---------- DATA PROVIDED

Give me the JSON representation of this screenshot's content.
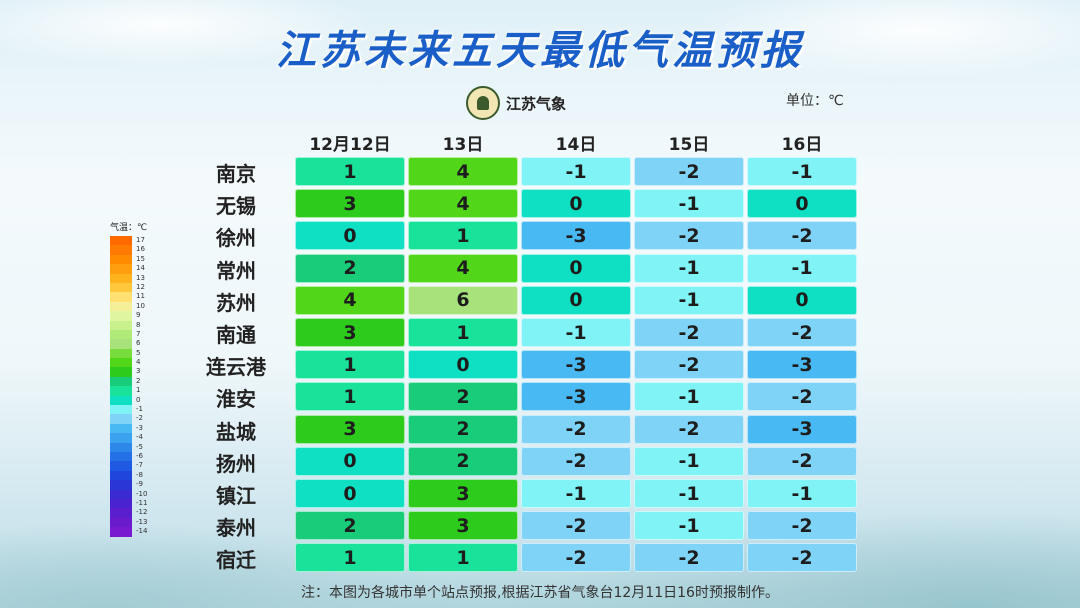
{
  "title": "江苏未来五天最低气温预报",
  "logo_text": "江苏气象",
  "unit": "单位：℃",
  "legend_title": "气温：℃",
  "columns": [
    "12月12日",
    "13日",
    "14日",
    "15日",
    "16日"
  ],
  "rows": [
    {
      "city": "南京",
      "vals": [
        "1",
        "4",
        "-1",
        "-2",
        "-1"
      ]
    },
    {
      "city": "无锡",
      "vals": [
        "3",
        "4",
        "0",
        "-1",
        "0"
      ]
    },
    {
      "city": "徐州",
      "vals": [
        "0",
        "1",
        "-3",
        "-2",
        "-2"
      ]
    },
    {
      "city": "常州",
      "vals": [
        "2",
        "4",
        "0",
        "-1",
        "-1"
      ]
    },
    {
      "city": "苏州",
      "vals": [
        "4",
        "6",
        "0",
        "-1",
        "0"
      ]
    },
    {
      "city": "南通",
      "vals": [
        "3",
        "1",
        "-1",
        "-2",
        "-2"
      ]
    },
    {
      "city": "连云港",
      "vals": [
        "1",
        "0",
        "-3",
        "-2",
        "-3"
      ]
    },
    {
      "city": "淮安",
      "vals": [
        "1",
        "2",
        "-3",
        "-1",
        "-2"
      ]
    },
    {
      "city": "盐城",
      "vals": [
        "3",
        "2",
        "-2",
        "-2",
        "-3"
      ]
    },
    {
      "city": "扬州",
      "vals": [
        "0",
        "2",
        "-2",
        "-1",
        "-2"
      ]
    },
    {
      "city": "镇江",
      "vals": [
        "0",
        "3",
        "-1",
        "-1",
        "-1"
      ]
    },
    {
      "city": "泰州",
      "vals": [
        "2",
        "3",
        "-2",
        "-1",
        "-2"
      ]
    },
    {
      "city": "宿迁",
      "vals": [
        "1",
        "1",
        "-2",
        "-2",
        "-2"
      ]
    }
  ],
  "temp_colors": {
    "6": "#a7e27a",
    "4": "#52d619",
    "3": "#2ccb1c",
    "2": "#18cc7a",
    "1": "#19e39a",
    "0": "#0fe0c4",
    "-1": "#7ff3f6",
    "-2": "#7fd3f6",
    "-3": "#48b9f2"
  },
  "legend": [
    {
      "label": "17",
      "color": "#ff6a00"
    },
    {
      "label": "16",
      "color": "#ff7a00"
    },
    {
      "label": "15",
      "color": "#ff8c00"
    },
    {
      "label": "14",
      "color": "#ff9f10"
    },
    {
      "label": "13",
      "color": "#ffb21e"
    },
    {
      "label": "12",
      "color": "#ffc83c"
    },
    {
      "label": "11",
      "color": "#ffe070"
    },
    {
      "label": "10",
      "color": "#f4f09a"
    },
    {
      "label": "9",
      "color": "#e0f5a0"
    },
    {
      "label": "8",
      "color": "#c8f08c"
    },
    {
      "label": "7",
      "color": "#b0ea78"
    },
    {
      "label": "6",
      "color": "#a7e27a"
    },
    {
      "label": "5",
      "color": "#78dc3c"
    },
    {
      "label": "4",
      "color": "#52d619"
    },
    {
      "label": "3",
      "color": "#2ccb1c"
    },
    {
      "label": "2",
      "color": "#18cc7a"
    },
    {
      "label": "1",
      "color": "#19e39a"
    },
    {
      "label": "0",
      "color": "#0fe0c4"
    },
    {
      "label": "-1",
      "color": "#7ff3f6"
    },
    {
      "label": "-2",
      "color": "#7fd3f6"
    },
    {
      "label": "-3",
      "color": "#48b9f2"
    },
    {
      "label": "-4",
      "color": "#3aa2ee"
    },
    {
      "label": "-5",
      "color": "#2e88ea"
    },
    {
      "label": "-6",
      "color": "#2470e6"
    },
    {
      "label": "-7",
      "color": "#1e5ae2"
    },
    {
      "label": "-8",
      "color": "#1f46dc"
    },
    {
      "label": "-9",
      "color": "#2a36d6"
    },
    {
      "label": "-10",
      "color": "#3a2ad2"
    },
    {
      "label": "-11",
      "color": "#4a22d0"
    },
    {
      "label": "-12",
      "color": "#5a1ecc"
    },
    {
      "label": "-13",
      "color": "#6a1ccc"
    },
    {
      "label": "-14",
      "color": "#7a1ad0"
    }
  ],
  "note": "注：本图为各城市单个站点预报,根据江苏省气象台12月11日16时预报制作。"
}
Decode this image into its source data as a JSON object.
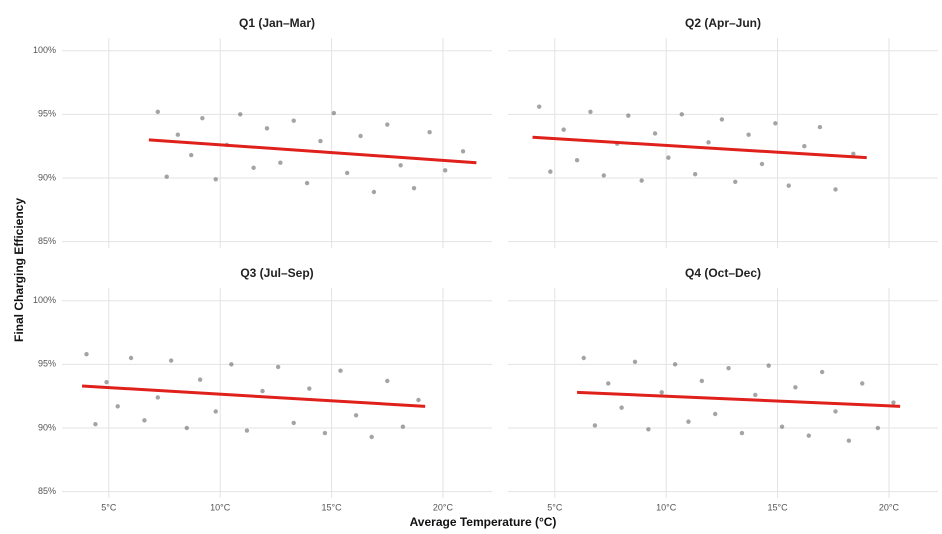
{
  "chart_data": {
    "type": "scatter",
    "x_label": "Average Temperature (°C)",
    "y_label": "Final Charging Efficiency",
    "xlim": [
      2.9,
      22.2
    ],
    "ylim": [
      84.5,
      101
    ],
    "xticks": [
      {
        "value": 5,
        "label": "5°C"
      },
      {
        "value": 10,
        "label": "10°C"
      },
      {
        "value": 15,
        "label": "15°C"
      },
      {
        "value": 20,
        "label": "20°C"
      }
    ],
    "yticks": [
      {
        "value": 85,
        "label": "85%"
      },
      {
        "value": 90,
        "label": "90%"
      },
      {
        "value": 95,
        "label": "95%"
      },
      {
        "value": 100,
        "label": "100%"
      }
    ],
    "grid": true,
    "point_color": "#5a5a5a",
    "trend_color": "#e0201b",
    "panels": [
      {
        "title": "Q1 (Jan–Mar)",
        "x": [
          7.2,
          7.6,
          8.1,
          8.7,
          9.2,
          9.8,
          10.3,
          10.9,
          11.5,
          12.1,
          12.7,
          13.3,
          13.9,
          14.5,
          15.1,
          15.7,
          16.3,
          16.9,
          17.5,
          18.1,
          18.7,
          19.4,
          20.1,
          20.9
        ],
        "y": [
          95.2,
          90.1,
          93.4,
          91.8,
          94.7,
          89.9,
          92.6,
          95.0,
          90.8,
          93.9,
          91.2,
          94.5,
          89.6,
          92.9,
          95.1,
          90.4,
          93.3,
          88.9,
          94.2,
          91.0,
          89.2,
          93.6,
          90.6,
          92.1
        ],
        "trend": {
          "x": [
            6.8,
            21.5
          ],
          "y": [
            93.0,
            91.2
          ]
        }
      },
      {
        "title": "Q2 (Apr–Jun)",
        "x": [
          4.3,
          4.8,
          5.4,
          6.0,
          6.6,
          7.2,
          7.8,
          8.3,
          8.9,
          9.5,
          10.1,
          10.7,
          11.3,
          11.9,
          12.5,
          13.1,
          13.7,
          14.3,
          14.9,
          15.5,
          16.2,
          16.9,
          17.6,
          18.4
        ],
        "y": [
          95.6,
          90.5,
          93.8,
          91.4,
          95.2,
          90.2,
          92.7,
          94.9,
          89.8,
          93.5,
          91.6,
          95.0,
          90.3,
          92.8,
          94.6,
          89.7,
          93.4,
          91.1,
          94.3,
          89.4,
          92.5,
          94.0,
          89.1,
          91.9
        ],
        "trend": {
          "x": [
            4.0,
            19.0
          ],
          "y": [
            93.2,
            91.6
          ]
        }
      },
      {
        "title": "Q3 (Jul–Sep)",
        "x": [
          4.0,
          4.4,
          4.9,
          5.4,
          6.0,
          6.6,
          7.2,
          7.8,
          8.5,
          9.1,
          9.8,
          10.5,
          11.2,
          11.9,
          12.6,
          13.3,
          14.0,
          14.7,
          15.4,
          16.1,
          16.8,
          17.5,
          18.2,
          18.9
        ],
        "y": [
          95.8,
          90.3,
          93.6,
          91.7,
          95.5,
          90.6,
          92.4,
          95.3,
          90.0,
          93.8,
          91.3,
          95.0,
          89.8,
          92.9,
          94.8,
          90.4,
          93.1,
          89.6,
          94.5,
          91.0,
          89.3,
          93.7,
          90.1,
          92.2
        ],
        "trend": {
          "x": [
            3.8,
            19.2
          ],
          "y": [
            93.3,
            91.7
          ]
        }
      },
      {
        "title": "Q4 (Oct–Dec)",
        "x": [
          6.3,
          6.8,
          7.4,
          8.0,
          8.6,
          9.2,
          9.8,
          10.4,
          11.0,
          11.6,
          12.2,
          12.8,
          13.4,
          14.0,
          14.6,
          15.2,
          15.8,
          16.4,
          17.0,
          17.6,
          18.2,
          18.8,
          19.5,
          20.2
        ],
        "y": [
          95.5,
          90.2,
          93.5,
          91.6,
          95.2,
          89.9,
          92.8,
          95.0,
          90.5,
          93.7,
          91.1,
          94.7,
          89.6,
          92.6,
          94.9,
          90.1,
          93.2,
          89.4,
          94.4,
          91.3,
          89.0,
          93.5,
          90.0,
          92.0
        ],
        "trend": {
          "x": [
            6.0,
            20.5
          ],
          "y": [
            92.8,
            91.7
          ]
        }
      }
    ]
  }
}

--------------------

TASK PROMPT
Working from the listing above, pick out every line that has "this" and copy it.

REPLY
Give me the JSON representation of this screenshot's content.
Decode this image into its source data as a JSON object.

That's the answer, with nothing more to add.